**DOCUMENT SEGMENT**

----------------------------------------

Load IOT for this advanced step.

Use the same core configuration machinery and cached data path as Step 2.

step5_T <- if (interactive()) 12 else 20
step5_max_iter <- if (interactive()) 12 else 20

if (!exists("core_iot", inherits = FALSE)) {
  core_config <- make_core_config()
  core_iot <- download_or_load_iot(core_config)
}
iot <- core_iot
c(country = iot$country, year = iot$base_year, n_sectors = iot$n)
  country      year n_sectors 
     "AT"    "2020"      "64" 

Run baseline closure path.

Use baseline closure and fixed aggregate growth target. Store GDP and energy-sector paths as the comparison baseline.

base_closure <- "residual-others"
base_g_target <- 0.01
base_eps_green <- 0.04
base_eps_brown <- -0.04
step5_baseline <- simulate_iot_exogenous_transition(
  iot,
  T = step5_T,
  closure_option = base_closure,
  g_target = base_g_target,
  eps_green = base_eps_green,
  eps_brown = base_eps_brown,
  max_iter = step5_max_iter
)

Core play: switch closure option.

Run identical targets under a different closure rule and compare GDP path response.

closure_options <- c("residual-others", "fixed-others", "uniform-demand", "eps-only")

----------------------------------------

**SOURCE MATERIAL**
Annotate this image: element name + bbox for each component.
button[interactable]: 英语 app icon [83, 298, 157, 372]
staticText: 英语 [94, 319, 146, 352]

----------------------------------------

**GIVEN TASK**
In the IOT tutorial segment, which closure option does the baseline run assign to base_closure?

**COMPLETED EXERCISE**
"residual-others"